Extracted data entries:
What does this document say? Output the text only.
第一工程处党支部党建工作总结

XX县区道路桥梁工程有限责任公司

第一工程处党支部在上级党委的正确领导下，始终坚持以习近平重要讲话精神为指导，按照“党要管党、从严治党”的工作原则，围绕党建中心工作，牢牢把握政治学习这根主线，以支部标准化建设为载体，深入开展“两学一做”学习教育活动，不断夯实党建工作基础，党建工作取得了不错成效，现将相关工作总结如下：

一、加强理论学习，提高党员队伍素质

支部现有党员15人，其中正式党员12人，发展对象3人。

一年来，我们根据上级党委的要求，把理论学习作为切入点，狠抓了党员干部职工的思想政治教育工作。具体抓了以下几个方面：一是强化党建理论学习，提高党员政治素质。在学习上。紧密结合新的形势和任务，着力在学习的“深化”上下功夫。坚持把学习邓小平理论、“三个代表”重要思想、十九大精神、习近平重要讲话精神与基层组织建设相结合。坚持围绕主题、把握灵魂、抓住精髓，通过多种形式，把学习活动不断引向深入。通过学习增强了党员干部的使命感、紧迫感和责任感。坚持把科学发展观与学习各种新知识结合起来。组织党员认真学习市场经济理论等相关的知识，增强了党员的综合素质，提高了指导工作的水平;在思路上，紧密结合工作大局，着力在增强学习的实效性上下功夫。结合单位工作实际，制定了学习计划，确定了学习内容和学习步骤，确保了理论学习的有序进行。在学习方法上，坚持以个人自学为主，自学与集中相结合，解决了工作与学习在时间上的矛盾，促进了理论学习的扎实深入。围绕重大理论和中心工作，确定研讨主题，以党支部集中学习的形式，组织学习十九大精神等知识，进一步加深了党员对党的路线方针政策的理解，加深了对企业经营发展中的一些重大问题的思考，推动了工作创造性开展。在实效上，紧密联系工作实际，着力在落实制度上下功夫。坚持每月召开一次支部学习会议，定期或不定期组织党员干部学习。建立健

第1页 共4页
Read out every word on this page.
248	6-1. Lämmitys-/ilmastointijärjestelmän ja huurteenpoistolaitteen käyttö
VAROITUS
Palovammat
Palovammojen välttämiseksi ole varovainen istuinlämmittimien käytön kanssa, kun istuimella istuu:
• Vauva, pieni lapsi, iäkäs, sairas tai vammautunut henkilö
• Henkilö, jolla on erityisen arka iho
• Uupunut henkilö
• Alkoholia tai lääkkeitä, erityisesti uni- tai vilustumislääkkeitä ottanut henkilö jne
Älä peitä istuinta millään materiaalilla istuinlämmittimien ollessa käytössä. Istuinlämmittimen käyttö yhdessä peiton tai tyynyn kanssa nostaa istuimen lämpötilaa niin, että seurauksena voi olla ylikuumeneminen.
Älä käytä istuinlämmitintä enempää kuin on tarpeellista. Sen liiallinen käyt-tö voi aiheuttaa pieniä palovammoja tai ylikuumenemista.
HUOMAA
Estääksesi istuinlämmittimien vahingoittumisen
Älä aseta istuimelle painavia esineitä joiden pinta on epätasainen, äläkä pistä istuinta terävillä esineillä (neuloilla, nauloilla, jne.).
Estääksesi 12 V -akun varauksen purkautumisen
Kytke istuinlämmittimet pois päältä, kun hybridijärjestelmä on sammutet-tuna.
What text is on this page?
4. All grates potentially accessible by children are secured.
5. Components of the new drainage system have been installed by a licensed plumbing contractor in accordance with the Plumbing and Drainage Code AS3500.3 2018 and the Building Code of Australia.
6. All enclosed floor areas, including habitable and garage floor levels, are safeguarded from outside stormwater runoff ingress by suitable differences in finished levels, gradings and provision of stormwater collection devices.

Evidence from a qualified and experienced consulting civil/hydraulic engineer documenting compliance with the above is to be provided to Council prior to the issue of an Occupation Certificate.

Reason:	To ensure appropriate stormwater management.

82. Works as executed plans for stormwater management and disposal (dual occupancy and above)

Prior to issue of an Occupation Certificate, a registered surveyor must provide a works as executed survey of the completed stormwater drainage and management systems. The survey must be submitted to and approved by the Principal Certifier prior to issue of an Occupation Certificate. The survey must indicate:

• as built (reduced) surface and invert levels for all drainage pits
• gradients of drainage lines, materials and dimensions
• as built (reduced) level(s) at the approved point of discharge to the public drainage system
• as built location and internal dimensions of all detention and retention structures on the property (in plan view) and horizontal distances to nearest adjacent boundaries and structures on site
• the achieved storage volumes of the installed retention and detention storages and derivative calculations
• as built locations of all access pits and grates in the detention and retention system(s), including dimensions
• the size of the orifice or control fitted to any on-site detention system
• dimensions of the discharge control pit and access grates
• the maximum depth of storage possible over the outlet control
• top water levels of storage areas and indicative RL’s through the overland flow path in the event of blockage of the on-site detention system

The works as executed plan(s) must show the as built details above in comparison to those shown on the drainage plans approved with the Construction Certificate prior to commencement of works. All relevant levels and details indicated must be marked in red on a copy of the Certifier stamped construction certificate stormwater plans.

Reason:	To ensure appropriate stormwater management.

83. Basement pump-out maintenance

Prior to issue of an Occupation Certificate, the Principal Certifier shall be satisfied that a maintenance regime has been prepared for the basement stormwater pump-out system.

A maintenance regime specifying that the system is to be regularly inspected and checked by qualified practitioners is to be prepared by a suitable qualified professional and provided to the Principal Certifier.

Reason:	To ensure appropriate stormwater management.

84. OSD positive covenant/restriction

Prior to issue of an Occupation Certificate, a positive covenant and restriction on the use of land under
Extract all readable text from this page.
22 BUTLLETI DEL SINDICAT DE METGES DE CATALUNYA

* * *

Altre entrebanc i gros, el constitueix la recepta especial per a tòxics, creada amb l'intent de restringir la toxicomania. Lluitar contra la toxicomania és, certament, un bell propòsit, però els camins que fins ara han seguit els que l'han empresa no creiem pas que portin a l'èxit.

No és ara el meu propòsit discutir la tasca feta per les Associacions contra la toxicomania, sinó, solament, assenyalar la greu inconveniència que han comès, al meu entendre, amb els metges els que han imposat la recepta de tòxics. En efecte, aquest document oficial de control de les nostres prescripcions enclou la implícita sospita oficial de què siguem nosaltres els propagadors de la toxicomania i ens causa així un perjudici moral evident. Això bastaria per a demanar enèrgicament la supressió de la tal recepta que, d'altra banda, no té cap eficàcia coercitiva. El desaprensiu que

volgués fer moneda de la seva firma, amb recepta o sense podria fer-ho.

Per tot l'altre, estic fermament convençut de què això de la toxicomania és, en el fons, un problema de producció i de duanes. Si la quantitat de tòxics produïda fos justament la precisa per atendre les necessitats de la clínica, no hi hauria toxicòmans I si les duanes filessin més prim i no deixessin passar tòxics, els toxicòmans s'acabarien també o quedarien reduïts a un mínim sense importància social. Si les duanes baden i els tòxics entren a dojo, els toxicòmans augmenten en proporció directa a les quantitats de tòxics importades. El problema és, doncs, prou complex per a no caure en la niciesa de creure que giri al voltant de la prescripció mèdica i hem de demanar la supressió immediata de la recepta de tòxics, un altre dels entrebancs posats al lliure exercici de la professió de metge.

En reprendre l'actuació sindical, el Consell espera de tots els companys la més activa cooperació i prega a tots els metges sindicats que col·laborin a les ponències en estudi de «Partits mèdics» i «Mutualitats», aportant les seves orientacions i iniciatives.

▶ Task objective
Reproduce the material precisely, including every line.

▶ Written reply
What does this document say? Output the text only.
第一工程处党支部党建工作总结

XX县区道路桥梁工程有限责任公司

第一工程处党支部在上级党委的正确领导下，始终坚持以习近平重要讲话精神为指导，按照“党要管党、从严治党”的工作原则，围绕党建中心工作，牢牢把握政治学习这根主线，以支部标准化建设为载体，深入开展“两学一做”学习教育活动，不断夯实党建工作基础，党建工作取得了不错成效，现将相关工作总结如下：

一、加强理论学习，提高党员队伍素质

支部现有党员15人，其中正式党员12人，发展对象3人。

一年来，我们根据上级党委的要求，把理论学习作为切入点，狠抓了党员干部职工的思想政治教育工作。具体抓了以下几个方面：一是强化党建理论学习，提高党员政治素质。在学习上。紧密结合新的形势和任务，着力在学习的“深化”上下功夫。坚持把学习邓小平理论、“三个代表”重要思想、十九大精神、习近平重要讲话精神与基层组织建设相结合。坚持围绕主题、把握灵魂、抓住精髓，通过多种形式，把学习活动不断引向深入。通过学习增强了党员干部的使命感、紧迫感和责任感。坚持把科学发展观与学习各种新知识结合起来。组织党员认真学习市场经济理论等相关的知识，增强了党员的综合素质，提高了指导工作的水平;在思路上，紧密结合工作大局，着力在增强学习的实效性上下功夫。结合单位工作实际，制定了学习计划，确定了学习内容和学习步骤，确保了理论学习的有序进行。在学习方法上，坚持以个人自学为主，自学与集中相结合，解决了工作与学习在时间上的矛盾，促进了理论学习的扎实深入。围绕重大理论和中心工作，确定研讨主题，以党支部集中学习的形式，组织学习十九大精神等知识，进一步加深了党员对党的路线方针政策的理解，加深了对企业经营发展中的一些重大问题的思考，推动了工作创造性开展。在实效上，紧密联系工作实际，着力在落实制度上下功夫。坚持每月召开一次支部学习会议，定期或不定期组织党员干部学习。建立健

第1页 共4页
Read out every word on this page.
248	6-1. Lämmitys-/ilmastointijärjestelmän ja huurteenpoistolaitteen käyttö
VAROITUS
Palovammat
Palovammojen välttämiseksi ole varovainen istuinlämmittimien käytön kanssa, kun istuimella istuu:
• Vauva, pieni lapsi, iäkäs, sairas tai vammautunut henkilö
• Henkilö, jolla on erityisen arka iho
• Uupunut henkilö
• Alkoholia tai lääkkeitä, erityisesti uni- tai vilustumislääkkeitä ottanut henkilö jne
Älä peitä istuinta millään materiaalilla istuinlämmittimien ollessa käytössä. Istuinlämmittimen käyttö yhdessä peiton tai tyynyn kanssa nostaa istuimen lämpötilaa niin, että seurauksena voi olla ylikuumeneminen.
Älä käytä istuinlämmitintä enempää kuin on tarpeellista. Sen liiallinen käyt-tö voi aiheuttaa pieniä palovammoja tai ylikuumenemista.
HUOMAA
Estääksesi istuinlämmittimien vahingoittumisen
Älä aseta istuimelle painavia esineitä joiden pinta on epätasainen, äläkä pistä istuinta terävillä esineillä (neuloilla, nauloilla, jne.).
Estääksesi 12 V -akun varauksen purkautumisen
Kytke istuinlämmittimet pois päältä, kun hybridijärjestelmä on sammutet-tuna.
What text is on this page?
4. All grates potentially accessible by children are secured.
5. Components of the new drainage system have been installed by a licensed plumbing contractor in accordance with the Plumbing and Drainage Code AS3500.3 2018 and the Building Code of Australia.
6. All enclosed floor areas, including habitable and garage floor levels, are safeguarded from outside stormwater runoff ingress by suitable differences in finished levels, gradings and provision of stormwater collection devices.

Evidence from a qualified and experienced consulting civil/hydraulic engineer documenting compliance with the above is to be provided to Council prior to the issue of an Occupation Certificate.

Reason:	To ensure appropriate stormwater management.

82. Works as executed plans for stormwater management and disposal (dual occupancy and above)

Prior to issue of an Occupation Certificate, a registered surveyor must provide a works as executed survey of the completed stormwater drainage and management systems. The survey must be submitted to and approved by the Principal Certifier prior to issue of an Occupation Certificate. The survey must indicate:

• as built (reduced) surface and invert levels for all drainage pits
• gradients of drainage lines, materials and dimensions
• as built (reduced) level(s) at the approved point of discharge to the public drainage system
• as built location and internal dimensions of all detention and retention structures on the property (in plan view) and horizontal distances to nearest adjacent boundaries and structures on site
• the achieved storage volumes of the installed retention and detention storages and derivative calculations
• as built locations of all access pits and grates in the detention and retention system(s), including dimensions
• the size of the orifice or control fitted to any on-site detention system
• dimensions of the discharge control pit and access grates
• the maximum depth of storage possible over the outlet control
• top water levels of storage areas and indicative RL’s through the overland flow path in the event of blockage of the on-site detention system

The works as executed plan(s) must show the as built details above in comparison to those shown on the drainage plans approved with the Construction Certificate prior to commencement of works. All relevant levels and details indicated must be marked in red on a copy of the Certifier stamped construction certificate stormwater plans.

Reason:	To ensure appropriate stormwater management.

83. Basement pump-out maintenance

Prior to issue of an Occupation Certificate, the Principal Certifier shall be satisfied that a maintenance regime has been prepared for the basement stormwater pump-out system.

A maintenance regime specifying that the system is to be regularly inspected and checked by qualified practitioners is to be prepared by a suitable qualified professional and provided to the Principal Certifier.

Reason:	To ensure appropriate stormwater management.

84. OSD positive covenant/restriction

Prior to issue of an Occupation Certificate, a positive covenant and restriction on the use of land under
Extract all readable text from this page.
22 BUTLLETI DEL SINDICAT DE METGES DE CATALUNYA

* * *

Altre entrebanc i gros, el constitueix la recepta especial per a tòxics, creada amb l'intent de restringir la toxicomania. Lluitar contra la toxicomania és, certament, un bell propòsit, però els camins que fins ara han seguit els que l'han empresa no creiem pas que portin a l'èxit.

No és ara el meu propòsit discutir la tasca feta per les Associacions contra la toxicomania, sinó, solament, assenyalar la greu inconveniència que han comès, al meu entendre, amb els metges els que han imposat la recepta de tòxics. En efecte, aquest document oficial de control de les nostres prescripcions enclou la implícita sospita oficial de què siguem nosaltres els propagadors de la toxicomania i ens causa així un perjudici moral evident. Això bastaria per a demanar enèrgicament la supressió de la tal recepta que, d'altra banda, no té cap eficàcia coercitiva. El desaprensiu que

volgués fer moneda de la seva firma, amb recepta o sense podria fer-ho.

Per tot l'altre, estic fermament convençut de què això de la toxicomania és, en el fons, un problema de producció i de duanes. Si la quantitat de tòxics produïda fos justament la precisa per atendre les necessitats de la clínica, no hi hauria toxicòmans I si les duanes filessin més prim i no deixessin passar tòxics, els toxicòmans s'acabarien també o quedarien reduïts a un mínim sense importància social. Si les duanes baden i els tòxics entren a dojo, els toxicòmans augmenten en proporció directa a les quantitats de tòxics importades. El problema és, doncs, prou complex per a no caure en la niciesa de creure que giri al voltant de la prescripció mèdica i hem de demanar la supressió immediata de la recepta de tòxics, un altre dels entrebancs posats al lliure exercici de la professió de metge.

En reprendre l'actuació sindical, el Consell espera de tots els companys la més activa cooperació i prega a tots els metges sindicats que col·laborin a les ponències en estudi de «Partits mèdics» i «Mutualitats», aportant les seves orientacions i iniciatives.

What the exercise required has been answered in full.